▸ **What this task involves**
Find the lines holding "costituisca" and copy them.

▸ **Dataset excerpts**
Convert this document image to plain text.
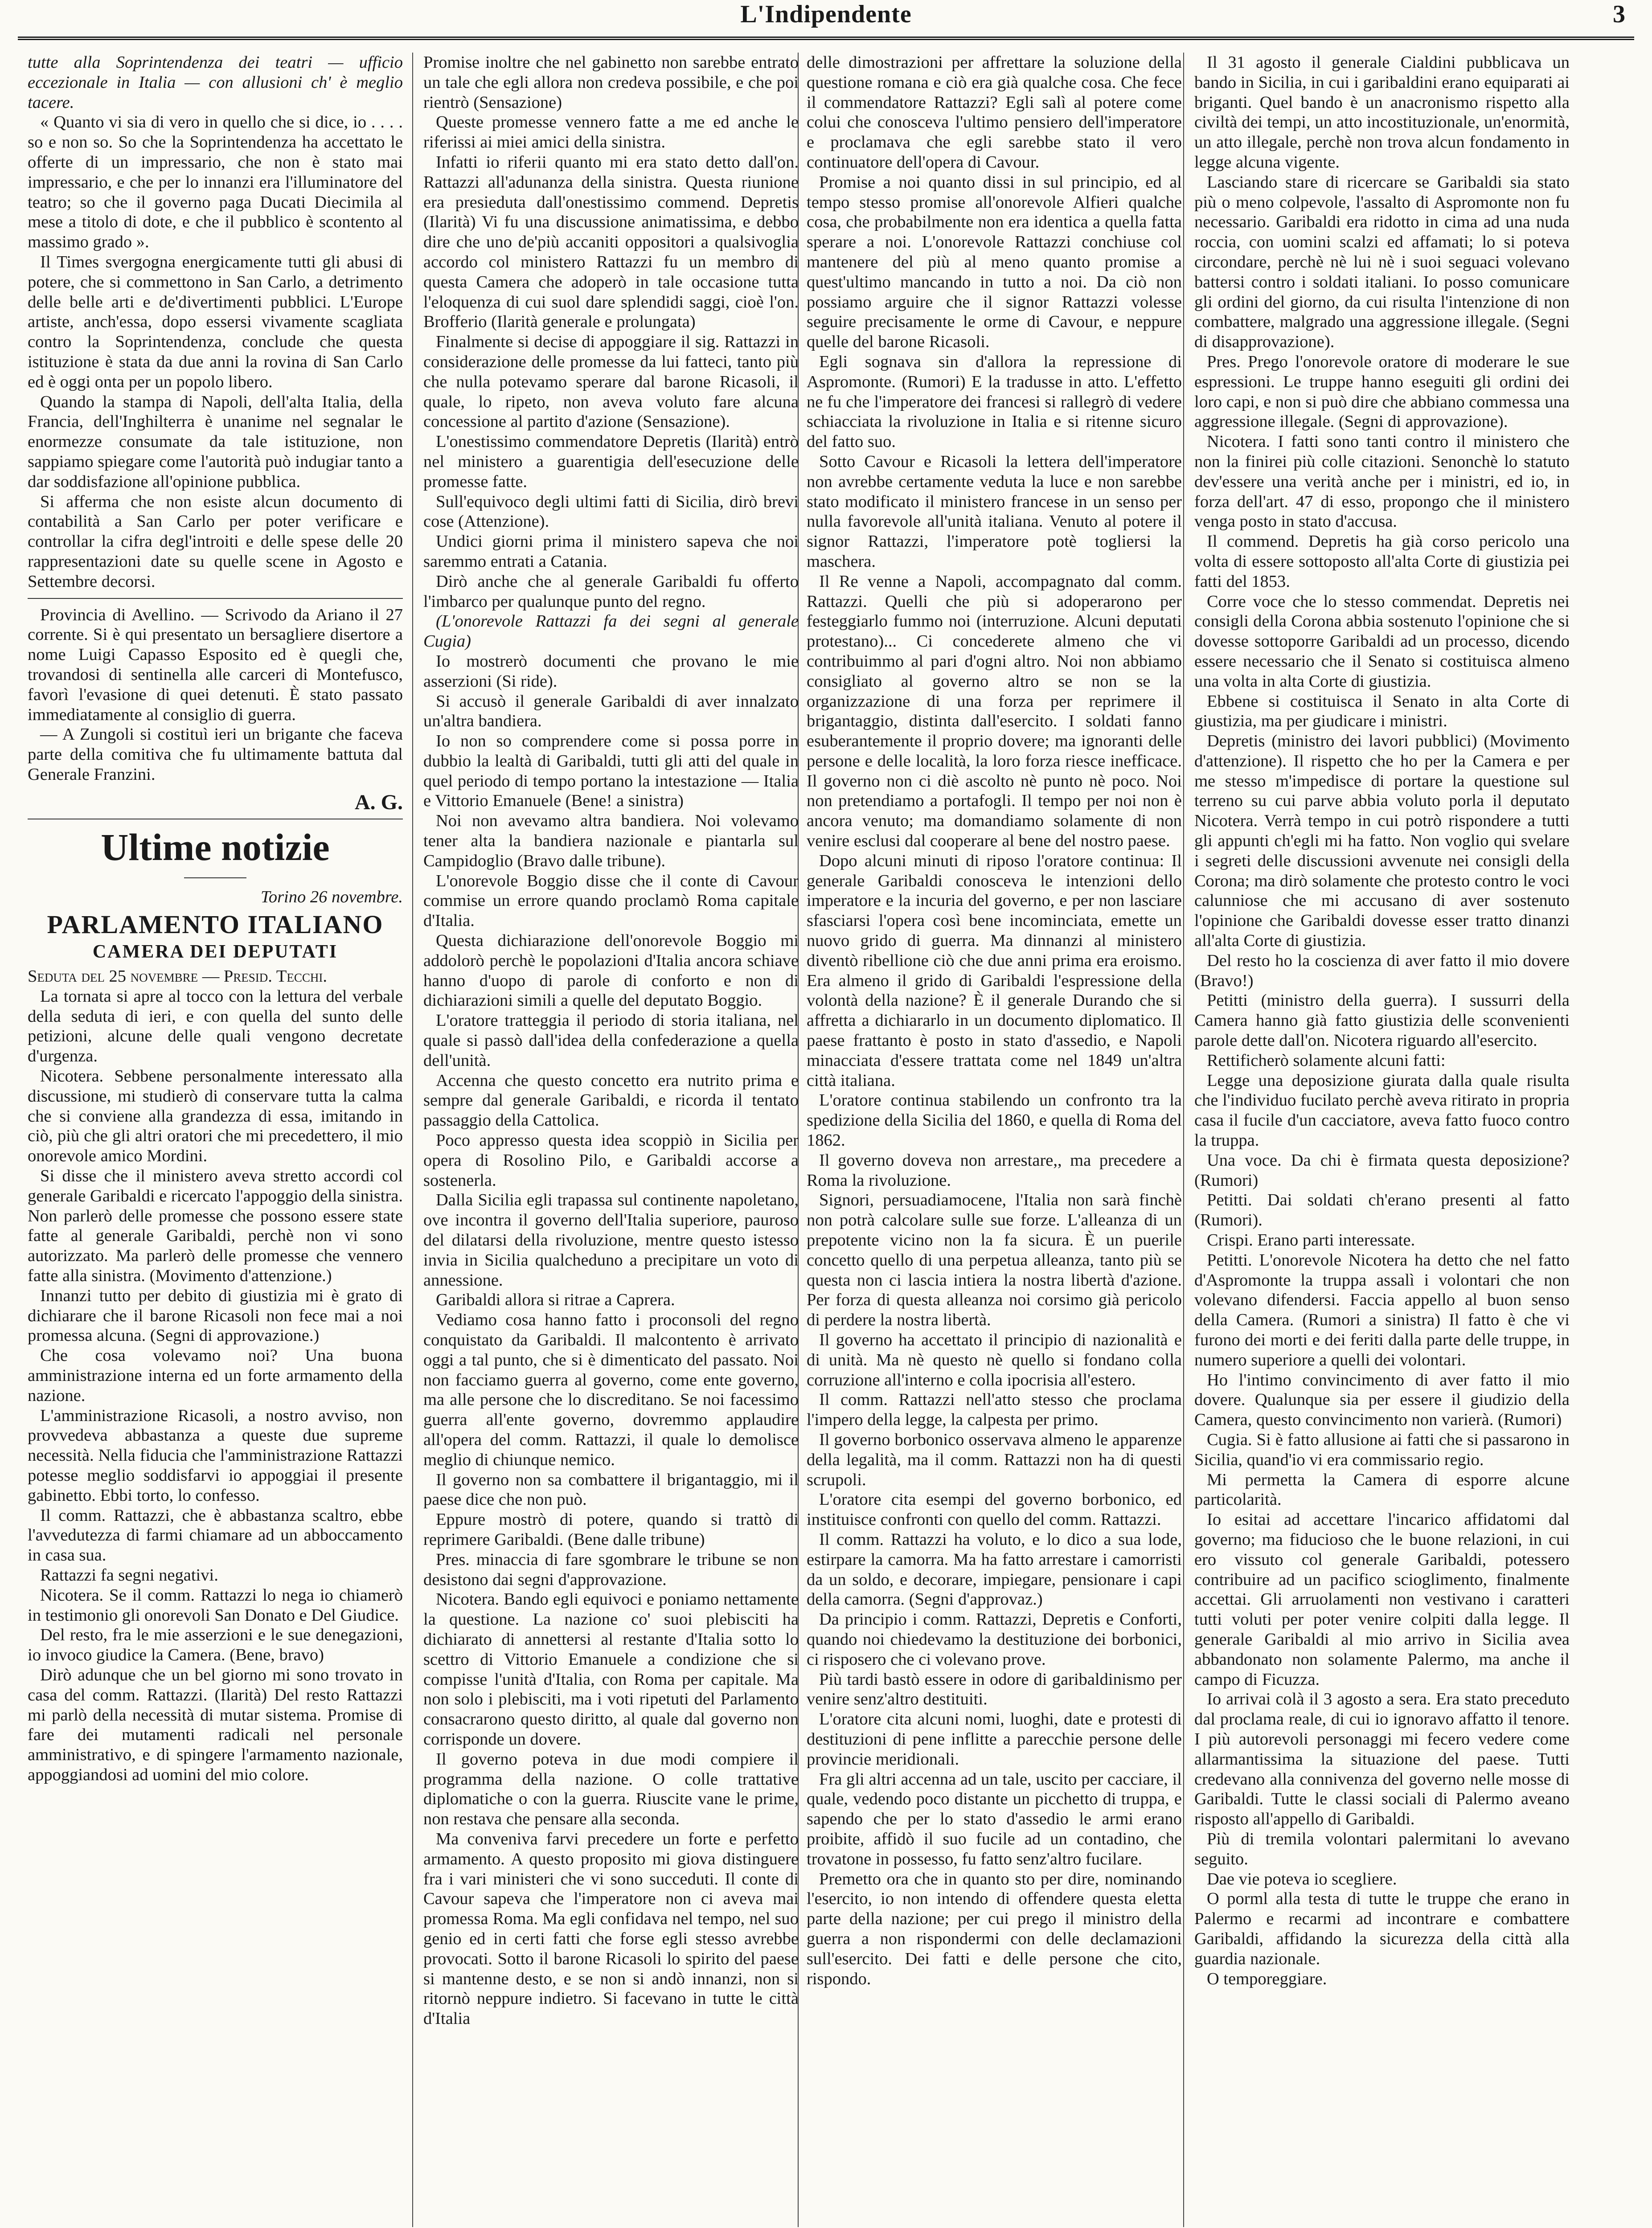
L'Indipendente	3

tutte alla Soprintendenza dei teatri — ufficio eccezionale in Italia — con allusioni ch' è meglio tacere.

« Quanto vi sia di vero in quello che si dice, io . . . . so e non so. So che la Soprintendenza ha accettato le offerte di un impressario, che non è stato mai impressario, e che per lo innanzi era l'illuminatore del teatro; so che il governo paga Ducati Diecimila al mese a titolo di dote, e che il pubblico è scontento al massimo grado ».

Il Times svergogna energicamente tutti gli abusi di potere, che si commettono in San Carlo, a detrimento delle belle arti e de'divertimenti pubblici. L'Europe artiste, anch'essa, dopo essersi vivamente scagliata contro la Soprintendenza, conclude che questa istituzione è stata da due anni la rovina di San Carlo ed è oggi onta per un popolo libero.

Quando la stampa di Napoli, dell'alta Italia, della Francia, dell'Inghilterra è unanime nel segnalar le enormezze consumate da tale istituzione, non sappiamo spiegare come l'autorità può indugiar tanto a dar soddisfazione all'opinione pubblica.

Si afferma che non esiste alcun documento di contabilità a San Carlo per poter verificare e controllar la cifra degl'introiti e delle spese delle 20 rappresentazioni date su quelle scene in Agosto e Settembre decorsi.

Provincia di Avellino. — Scrivodo da Ariano il 27 corrente. Si è qui presentato un bersagliere disertore a nome Luigi Capasso Esposito ed è quegli che, trovandosi di sentinella alle carceri di Montefusco, favorì l'evasione di quei detenuti. È stato passato immediatamente al consiglio di guerra.

— A Zungoli si costituì ieri un brigante che faceva parte della comitiva che fu ultimamente battuta dal Generale Franzini.

A. G.
Ultime notizie
Torino 26 novembre.
PARLAMENTO ITALIANO
CAMERA DEI DEPUTATI

Seduta del 25 novembre — Presid. Tecchi.

La tornata si apre al tocco con la lettura del verbale della seduta di ieri, e con quella del sunto delle petizioni, alcune delle quali vengono decretate d'urgenza.

Nicotera. Sebbene personalmente interessato alla discussione, mi studierò di conservare tutta la calma che si conviene alla grandezza di essa, imitando in ciò, più che gli altri oratori che mi precedettero, il mio onorevole amico Mordini.

Si disse che il ministero aveva stretto accordi col generale Garibaldi e ricercato l'appoggio della sinistra. Non parlerò delle promesse che possono essere state fatte al generale Garibaldi, perchè non vi sono autorizzato. Ma parlerò delle promesse che vennero fatte alla sinistra. (Movimento d'attenzione.)

Innanzi tutto per debito di giustizia mi è grato di dichiarare che il barone Ricasoli non fece mai a noi promessa alcuna. (Segni di approvazione.)

Che cosa volevamo noi? Una buona amministrazione interna ed un forte armamento della nazione.

L'amministrazione Ricasoli, a nostro avviso, non provvedeva abbastanza a queste due supreme necessità. Nella fiducia che l'amministrazione Rattazzi potesse meglio soddisfarvi io appoggiai il presente gabinetto. Ebbi torto, lo confesso.

Il comm. Rattazzi, che è abbastanza scaltro, ebbe l'avvedutezza di farmi chiamare ad un abboccamento in casa sua.

Rattazzi fa segni negativi.

Nicotera. Se il comm. Rattazzi lo nega io chiamerò in testimonio gli onorevoli San Donato e Del Giudice.

Del resto, fra le mie asserzioni e le sue denegazioni, io invoco giudice la Camera. (Bene, bravo)

Dirò adunque che un bel giorno mi sono trovato in casa del comm. Rattazzi. (Ilarità) Del resto Rattazzi mi parlò della necessità di mutar sistema. Promise di fare dei mutamenti radicali nel personale amministrativo, e di spingere l'armamento nazionale, appoggiandosi ad uomini del mio colore.

Promise inoltre che nel gabinetto non sarebbe entrato un tale che egli allora non credeva possibile, e che poi rientrò (Sensazione)

Queste promesse vennero fatte a me ed anche le riferissi ai miei amici della sinistra.

Infatti io riferii quanto mi era stato detto dall'on. Rattazzi all'adunanza della sinistra. Questa riunione era presieduta dall'onestissimo commend. Depretis (Ilarità) Vi fu una discussione animatissima, e debbo dire che uno de'più accaniti oppositori a qualsivoglia accordo col ministero Rattazzi fu un membro di questa Camera che adoperò in tale occasione tutta l'eloquenza di cui suol dare splendidi saggi, cioè l'on. Brofferio (Ilarità generale e prolungata)

Finalmente si decise di appoggiare il sig. Rattazzi in considerazione delle promesse da lui fatteci, tanto più che nulla potevamo sperare dal barone Ricasoli, il quale, lo ripeto, non aveva voluto fare alcuna concessione al partito d'azione (Sensazione).

L'onestissimo commendatore Depretis (Ilarità) entrò nel ministero a guarentigia dell'esecuzione delle promesse fatte.

Sull'equivoco degli ultimi fatti di Sicilia, dirò brevi cose (Attenzione).

Undici giorni prima il ministero sapeva che noi saremmo entrati a Catania.

Dirò anche che al generale Garibaldi fu offerto l'imbarco per qualunque punto del regno.

(L'onorevole Rattazzi fa dei segni al generale Cugia)

Io mostrerò documenti che provano le mie asserzioni (Si ride).

Si accusò il generale Garibaldi di aver innalzato un'altra bandiera.

Io non so comprendere come si possa porre in dubbio la lealtà di Garibaldi, tutti gli atti del quale in quel periodo di tempo portano la intestazione — Italia e Vittorio Emanuele (Bene! a sinistra)

Noi non avevamo altra bandiera. Noi volevamo tener alta la bandiera nazionale e piantarla sul Campidoglio (Bravo dalle tribune).

L'onorevole Boggio disse che il conte di Cavour commise un errore quando proclamò Roma capitale d'Italia.

Questa dichiarazione dell'onorevole Boggio mi addolorò perchè le popolazioni d'Italia ancora schiave hanno d'uopo di parole di conforto e non di dichiarazioni simili a quelle del deputato Boggio.

L'oratore tratteggia il periodo di storia italiana, nel quale si passò dall'idea della confederazione a quella dell'unità.

Accenna che questo concetto era nutrito prima e sempre dal generale Garibaldi, e ricorda il tentato passaggio della Cattolica.

Poco appresso questa idea scoppiò in Sicilia per opera di Rosolino Pilo, e Garibaldi accorse a sostenerla.

Dalla Sicilia egli trapassa sul continente napoletano, ove incontra il governo dell'Italia superiore, pauroso del dilatarsi della rivoluzione, mentre questo istesso invia in Sicilia qualcheduno a precipitare un voto di annessione.

Garibaldi allora si ritrae a Caprera.

Vediamo cosa hanno fatto i proconsoli del regno conquistato da Garibaldi. Il malcontento è arrivato oggi a tal punto, che si è dimenticato del passato. Noi non facciamo guerra al governo, come ente governo, ma alle persone che lo discreditano. Se noi facessimo guerra all'ente governo, dovremmo applaudire all'opera del comm. Rattazzi, il quale lo demolisce meglio di chiunque nemico.

Il governo non sa combattere il brigantaggio, mi il paese dice che non può.

Eppure mostrò di potere, quando si trattò di reprimere Garibaldi. (Bene dalle tribune)

Pres. minaccia di fare sgombrare le tribune se non desistono dai segni d'approvazione.

Nicotera. Bando egli equivoci e poniamo nettamente la questione. La nazione co' suoi plebisciti ha dichiarato di annettersi al restante d'Italia sotto lo scettro di Vittorio Emanuele a condizione che si compisse l'unità d'Italia, con Roma per capitale. Ma non solo i plebisciti, ma i voti ripetuti del Parlamento consacrarono questo diritto, al quale dal governo non corrisponde un dovere.

Il governo poteva in due modi compiere il programma della nazione. O colle trattative diplomatiche o con la guerra. Riuscite vane le prime, non restava che pensare alla seconda.

Ma conveniva farvi precedere un forte e perfetto armamento. A questo proposito mi giova distinguere fra i vari ministeri che vi sono succeduti. Il conte di Cavour sapeva che l'imperatore non ci aveva mai promessa Roma. Ma egli confidava nel tempo, nel suo genio ed in certi fatti che forse egli stesso avrebbe provocati. Sotto il barone Ricasoli lo spirito del paese si mantenne desto, e se non si andò innanzi, non si ritornò neppure indietro. Si facevano in tutte le città d'Italia

delle dimostrazioni per affrettare la soluzione della questione romana e ciò era già qualche cosa. Che fece il commendatore Rattazzi? Egli salì al potere come colui che conosceva l'ultimo pensiero dell'imperatore e proclamava che egli sarebbe stato il vero continuatore dell'opera di Cavour.

Promise a noi quanto dissi in sul principio, ed al tempo stesso promise all'onorevole Alfieri qualche cosa, che probabilmente non era identica a quella fatta sperare a noi. L'onorevole Rattazzi conchiuse col mantenere del più al meno quanto promise a quest'ultimo mancando in tutto a noi. Da ciò non possiamo arguire che il signor Rattazzi volesse seguire precisamente le orme di Cavour, e neppure quelle del barone Ricasoli.

Egli sognava sin d'allora la repressione di Aspromonte. (Rumori) E la tradusse in atto. L'effetto ne fu che l'imperatore dei francesi si rallegrò di vedere schiacciata la rivoluzione in Italia e si ritenne sicuro del fatto suo.

Sotto Cavour e Ricasoli la lettera dell'imperatore non avrebbe certamente veduta la luce e non sarebbe stato modificato il ministero francese in un senso per nulla favorevole all'unità italiana. Venuto al potere il signor Rattazzi, l'imperatore potè togliersi la maschera.

Il Re venne a Napoli, accompagnato dal comm. Rattazzi. Quelli che più si adoperarono per festeggiarlo fummo noi (interruzione. Alcuni deputati protestano)... Ci concederete almeno che vi contribuimmo al pari d'ogni altro. Noi non abbiamo consigliato al governo altro se non se la organizzazione di una forza per reprimere il brigantaggio, distinta dall'esercito. I soldati fanno esuberantemente il proprio dovere; ma ignoranti delle persone e delle località, la loro forza riesce inefficace. Il governo non ci diè ascolto nè punto nè poco. Noi non pretendiamo a portafogli. Il tempo per noi non è ancora venuto; ma domandiamo solamente di non venire esclusi dal cooperare al bene del nostro paese.

Dopo alcuni minuti di riposo l'oratore continua: Il generale Garibaldi conosceva le intenzioni dello imperatore e la incuria del governo, e per non lasciare sfasciarsi l'opera così bene incominciata, emette un nuovo grido di guerra. Ma dinnanzi al ministero diventò ribellione ciò che due anni prima era eroismo. Era almeno il grido di Garibaldi l'espressione della volontà della nazione? È il generale Durando che si affretta a dichiararlo in un documento diplomatico. Il paese frattanto è posto in stato d'assedio, e Napoli minacciata d'essere trattata come nel 1849 un'altra città italiana.

L'oratore continua stabilendo un confronto tra la spedizione della Sicilia del 1860, e quella di Roma del 1862.

Il governo doveva non arrestare,, ma precedere a Roma la rivoluzione.

Signori, persuadiamocene, l'Italia non sarà finchè non potrà calcolare sulle sue forze. L'alleanza di un prepotente vicino non la fa sicura. È un puerile concetto quello di una perpetua alleanza, tanto più se questa non ci lascia intiera la nostra libertà d'azione. Per forza di questa alleanza noi corsimo già pericolo di perdere la nostra libertà.

Il governo ha accettato il principio di nazionalità e di unità. Ma nè questo nè quello si fondano colla corruzione all'interno e colla ipocrisia all'estero.

Il comm. Rattazzi nell'atto stesso che proclama l'impero della legge, la calpesta per primo.

Il governo borbonico osservava almeno le apparenze della legalità, ma il comm. Rattazzi non ha di questi scrupoli.

L'oratore cita esempi del governo borbonico, ed instituisce confronti con quello del comm. Rattazzi.

Il comm. Rattazzi ha voluto, e lo dico a sua lode, estirpare la camorra. Ma ha fatto arrestare i camorristi da un soldo, e decorare, impiegare, pensionare i capi della camorra. (Segni d'approvaz.)

Da principio i comm. Rattazzi, Depretis e Conforti, quando noi chiedevamo la destituzione dei borbonici, ci risposero che ci volevano prove.

Più tardi bastò essere in odore di garibaldinismo per venire senz'altro destituiti.

L'oratore cita alcuni nomi, luoghi, date e protesti di destituzioni di pene inflitte a parecchie persone delle provincie meridionali.

Fra gli altri accenna ad un tale, uscito per cacciare, il quale, vedendo poco distante un picchetto di truppa, e sapendo che per lo stato d'assedio le armi erano proibite, affidò il suo fucile ad un contadino, che trovatone in possesso, fu fatto senz'altro fucilare.

Premetto ora che in quanto sto per dire, nominando l'esercito, io non intendo di offendere questa eletta parte della nazione; per cui prego il ministro della guerra a non rispondermi con delle declamazioni sull'esercito. Dei fatti e delle persone che cito, rispondo.

Il 31 agosto il generale Cialdini pubblicava un bando in Sicilia, in cui i garibaldini erano equiparati ai briganti. Quel bando è un anacronismo rispetto alla civiltà dei tempi, un atto incostituzionale, un'enormità, un atto illegale, perchè non trova alcun fondamento in legge alcuna vigente.

Lasciando stare di ricercare se Garibaldi sia stato più o meno colpevole, l'assalto di Aspromonte non fu necessario. Garibaldi era ridotto in cima ad una nuda roccia, con uomini scalzi ed affamati; lo si poteva circondare, perchè nè lui nè i suoi seguaci volevano battersi contro i soldati italiani. Io posso comunicare gli ordini del giorno, da cui risulta l'intenzione di non combattere, malgrado una aggressione illegale. (Segni di disapprovazione).

Pres. Prego l'onorevole oratore di moderare le sue espressioni. Le truppe hanno eseguiti gli ordini dei loro capi, e non si può dire che abbiano commessa una aggressione illegale. (Segni di approvazione).

Nicotera. I fatti sono tanti contro il ministero che non la finirei più colle citazioni. Senonchè lo statuto dev'essere una verità anche per i ministri, ed io, in forza dell'art. 47 di esso, propongo che il ministero venga posto in stato d'accusa.

Il commend. Depretis ha già corso pericolo una volta di essere sottoposto all'alta Corte di giustizia pei fatti del 1853.

Corre voce che lo stesso commendat. Depretis nei consigli della Corona abbia sostenuto l'opinione che si dovesse sottoporre Garibaldi ad un processo, dicendo essere necessario che il Senato si costituisca almeno una volta in alta Corte di giustizia.

Ebbene si costituisca il Senato in alta Corte di giustizia, ma per giudicare i ministri.

Depretis (ministro dei lavori pubblici) (Movimento d'attenzione). Il rispetto che ho per la Camera e per me stesso m'impedisce di portare la questione sul terreno su cui parve abbia voluto porla il deputato Nicotera. Verrà tempo in cui potrò rispondere a tutti gli appunti ch'egli mi ha fatto. Non voglio qui svelare i segreti delle discussioni avvenute nei consigli della Corona; ma dirò solamente che protesto contro le voci calunniose che mi accusano di aver sostenuto l'opinione che Garibaldi dovesse esser tratto dinanzi all'alta Corte di giustizia.

Del resto ho la coscienza di aver fatto il mio dovere (Bravo!)

Petitti (ministro della guerra). I sussurri della Camera hanno già fatto giustizia delle sconvenienti parole dette dall'on. Nicotera riguardo all'esercito.

Rettificherò solamente alcuni fatti:

Legge una deposizione giurata dalla quale risulta che l'individuo fucilato perchè aveva ritirato in propria casa il fucile d'un cacciatore, aveva fatto fuoco contro la truppa.

Una voce. Da chi è firmata questa deposizione? (Rumori)

Petitti. Dai soldati ch'erano presenti al fatto (Rumori).

Crispi. Erano parti interessate.

Petitti. L'onorevole Nicotera ha detto che nel fatto d'Aspromonte la truppa assalì i volontari che non volevano difendersi. Faccia appello al buon senso della Camera. (Rumori a sinistra) Il fatto è che vi furono dei morti e dei feriti dalla parte delle truppe, in numero superiore a quelli dei volontari.

Ho l'intimo convincimento di aver fatto il mio dovere. Qualunque sia per essere il giudizio della Camera, questo convincimento non varierà. (Rumori)

Cugia. Si è fatto allusione ai fatti che si passarono in Sicilia, quand'io vi era commissario regio.

Mi permetta la Camera di esporre alcune particolarità.

Io esitai ad accettare l'incarico affidatomi dal governo; ma fiducioso che le buone relazioni, in cui ero vissuto col generale Garibaldi, potessero contribuire ad un pacifico scioglimento, finalmente accettai. Gli arruolamenti non vestivano i caratteri tutti voluti per poter venire colpiti dalla legge. Il generale Garibaldi al mio arrivo in Sicilia avea abbandonato non solamente Palermo, ma anche il campo di Ficuzza.

Io arrivai colà il 3 agosto a sera. Era stato preceduto dal proclama reale, di cui io ignoravo affatto il tenore. I più autorevoli personaggi mi fecero vedere come allarmantissima la situazione del paese. Tutti credevano alla connivenza del governo nelle mosse di Garibaldi. Tutte le classi sociali di Palermo aveano risposto all'appello di Garibaldi.

Più di tremila volontari palermitani lo avevano seguito.

Dae vie poteva io scegliere.

O porml alla testa di tutte le truppe che erano in Palermo e recarmi ad incontrare e combattere Garibaldi, affidando la sicurezza della città alla guardia nazionale.

O temporeggiare.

▸ **Answer to this task**
Corre voce che lo stesso commendat. Depretis nei consigli della Corona abbia sostenuto l'opinione che si dovesse sottoporre Garibaldi ad un processo, dicendo essere necessario che il Senato si costituisca almeno una volta in alta Corte di giustizia.
Ebbene si costituisca il Senato in alta Corte di giustizia, ma per giudicare i ministri.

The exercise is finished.